══ EXTRACTED RECORDS ══

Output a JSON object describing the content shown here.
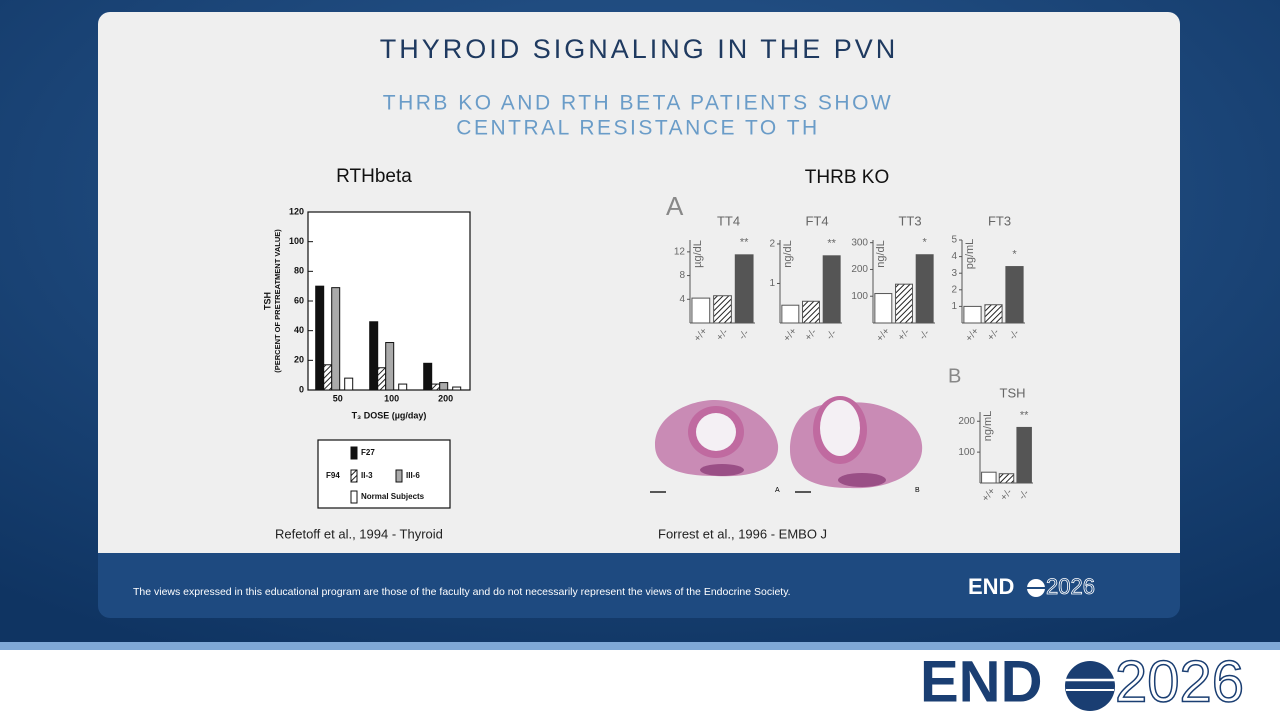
{
  "slide": {
    "title": "THYROID SIGNALING IN THE PVN",
    "subtitle_lines": [
      "THRB KO AND RTH BETA PATIENTS SHOW",
      "CENTRAL RESISTANCE TO TH"
    ],
    "left_heading": "RTHbeta",
    "right_heading": "THRB KO",
    "panel_a": "A",
    "panel_b": "B",
    "histology_labels": [
      "A",
      "B"
    ],
    "left_citation": "Refetoff et al., 1994 - Thyroid",
    "right_citation": "Forrest et al., 1996 - EMBO J",
    "disclaimer": "The views expressed in this educational program are those of the faculty and do not necessarily represent the views of the Endocrine Society.",
    "logo": {
      "name": "END",
      "year": "2026"
    }
  },
  "chart_data": [
    {
      "type": "bar",
      "y_label": [
        "TSH",
        "(PERCENT OF PRETREATMENT VALUE)"
      ],
      "x_label": "T₃ DOSE (µg/day)",
      "categories": [
        "50",
        "100",
        "200"
      ],
      "legend_group": "F94",
      "series": [
        {
          "name": "F27",
          "color": "#111111",
          "values": [
            70,
            46,
            18
          ]
        },
        {
          "name": "II-3",
          "color": "hatch",
          "values": [
            17,
            15,
            4
          ]
        },
        {
          "name": "III-6",
          "color": "#aaaaaa",
          "values": [
            69,
            32,
            5
          ]
        },
        {
          "name": "Normal Subjects",
          "color": "#ffffff",
          "values": [
            8,
            4,
            2
          ]
        }
      ],
      "ylim": [
        0,
        120
      ],
      "yticks": [
        0,
        20,
        40,
        60,
        80,
        100,
        120
      ]
    },
    {
      "type": "bar",
      "title": "TT4",
      "y_label": "µg/dL",
      "categories": [
        "+/+",
        "+/-",
        "-/-"
      ],
      "colors": [
        "#ffffff",
        "hatch",
        "#555555"
      ],
      "values": [
        4.2,
        4.6,
        11.5
      ],
      "annotation": "**",
      "ylim": [
        0,
        14
      ],
      "yticks": [
        4,
        8,
        12
      ]
    },
    {
      "type": "bar",
      "title": "FT4",
      "y_label": "ng/dL",
      "categories": [
        "+/+",
        "+/-",
        "-/-"
      ],
      "colors": [
        "#ffffff",
        "hatch",
        "#555555"
      ],
      "values": [
        0.45,
        0.55,
        1.7
      ],
      "annotation": "**",
      "ylim": [
        0,
        2.1
      ],
      "yticks": [
        1,
        2
      ]
    },
    {
      "type": "bar",
      "title": "TT3",
      "y_label": "ng/dL",
      "categories": [
        "+/+",
        "+/-",
        "-/-"
      ],
      "colors": [
        "#ffffff",
        "hatch",
        "#555555"
      ],
      "values": [
        110,
        145,
        255
      ],
      "annotation": "*",
      "ylim": [
        0,
        310
      ],
      "yticks": [
        100,
        200,
        300
      ]
    },
    {
      "type": "bar",
      "title": "FT3",
      "y_label": "pg/mL",
      "categories": [
        "+/+",
        "+/-",
        "-/-"
      ],
      "colors": [
        "#ffffff",
        "hatch",
        "#555555"
      ],
      "values": [
        1.0,
        1.1,
        3.4
      ],
      "annotation": "*",
      "ylim": [
        0,
        5
      ],
      "yticks": [
        1,
        2,
        3,
        4,
        5
      ]
    },
    {
      "type": "bar",
      "title": "TSH",
      "y_label": "ng/mL",
      "categories": [
        "+/+",
        "+/-",
        "-/-"
      ],
      "colors": [
        "#ffffff",
        "hatch",
        "#555555"
      ],
      "values": [
        35,
        30,
        180
      ],
      "annotation": "**",
      "ylim": [
        0,
        230
      ],
      "yticks": [
        100,
        200
      ]
    }
  ]
}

═══

Across all lines above, count those with the string "name". Only the number is wanted.

ANSWER TO THIS PROBLEM:
5